Data shown:
--- start ---
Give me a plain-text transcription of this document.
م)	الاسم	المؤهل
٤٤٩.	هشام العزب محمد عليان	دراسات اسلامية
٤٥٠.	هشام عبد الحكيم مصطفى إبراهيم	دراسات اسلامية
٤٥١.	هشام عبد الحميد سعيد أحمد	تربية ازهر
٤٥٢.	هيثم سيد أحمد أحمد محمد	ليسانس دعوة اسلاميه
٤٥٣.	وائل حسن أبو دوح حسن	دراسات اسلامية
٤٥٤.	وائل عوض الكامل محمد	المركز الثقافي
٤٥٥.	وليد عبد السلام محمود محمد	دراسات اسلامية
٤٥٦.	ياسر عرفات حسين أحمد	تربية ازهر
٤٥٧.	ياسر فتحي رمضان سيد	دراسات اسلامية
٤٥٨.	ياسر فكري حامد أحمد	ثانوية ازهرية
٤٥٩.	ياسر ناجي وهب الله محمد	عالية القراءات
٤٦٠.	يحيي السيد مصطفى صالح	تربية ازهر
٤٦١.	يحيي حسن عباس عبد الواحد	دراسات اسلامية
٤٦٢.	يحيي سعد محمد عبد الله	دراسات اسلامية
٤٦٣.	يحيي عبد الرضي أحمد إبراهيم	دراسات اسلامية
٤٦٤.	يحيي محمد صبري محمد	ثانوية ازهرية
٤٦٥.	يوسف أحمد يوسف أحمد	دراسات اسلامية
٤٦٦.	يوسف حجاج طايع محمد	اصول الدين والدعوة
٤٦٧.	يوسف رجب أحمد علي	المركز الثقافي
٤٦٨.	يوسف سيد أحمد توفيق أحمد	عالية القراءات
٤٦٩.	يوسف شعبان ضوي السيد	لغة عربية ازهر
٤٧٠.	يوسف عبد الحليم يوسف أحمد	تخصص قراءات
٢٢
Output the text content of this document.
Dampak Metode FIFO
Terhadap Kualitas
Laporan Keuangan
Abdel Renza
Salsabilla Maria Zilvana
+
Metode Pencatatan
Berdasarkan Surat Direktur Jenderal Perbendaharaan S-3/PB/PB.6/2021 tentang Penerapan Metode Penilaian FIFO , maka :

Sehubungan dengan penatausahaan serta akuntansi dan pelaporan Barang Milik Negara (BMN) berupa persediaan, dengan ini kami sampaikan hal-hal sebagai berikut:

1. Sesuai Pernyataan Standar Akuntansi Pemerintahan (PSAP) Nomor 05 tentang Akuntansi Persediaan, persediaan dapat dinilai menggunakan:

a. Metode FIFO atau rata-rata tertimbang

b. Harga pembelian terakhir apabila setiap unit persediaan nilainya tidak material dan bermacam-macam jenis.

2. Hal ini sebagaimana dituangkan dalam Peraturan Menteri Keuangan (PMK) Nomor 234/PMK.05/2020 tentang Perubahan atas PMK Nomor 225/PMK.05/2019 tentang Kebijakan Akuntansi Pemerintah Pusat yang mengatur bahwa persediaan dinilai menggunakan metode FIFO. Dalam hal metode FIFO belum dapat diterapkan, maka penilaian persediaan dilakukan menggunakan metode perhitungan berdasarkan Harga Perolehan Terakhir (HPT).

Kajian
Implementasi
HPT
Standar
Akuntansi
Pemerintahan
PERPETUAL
--- end ---
Task description:
Where a line above contains the word "ياسر", copy that line.

Finished exercise:
٤٥٦.	ياسر عرفات حسين أحمد	تربية ازهر
٤٥٧.	ياسر فتحي رمضان سيد	دراسات اسلامية
٤٥٨.	ياسر فكري حامد أحمد	ثانوية ازهرية
٤٥٩.	ياسر ناجي وهب الله محمد	عالية القراءات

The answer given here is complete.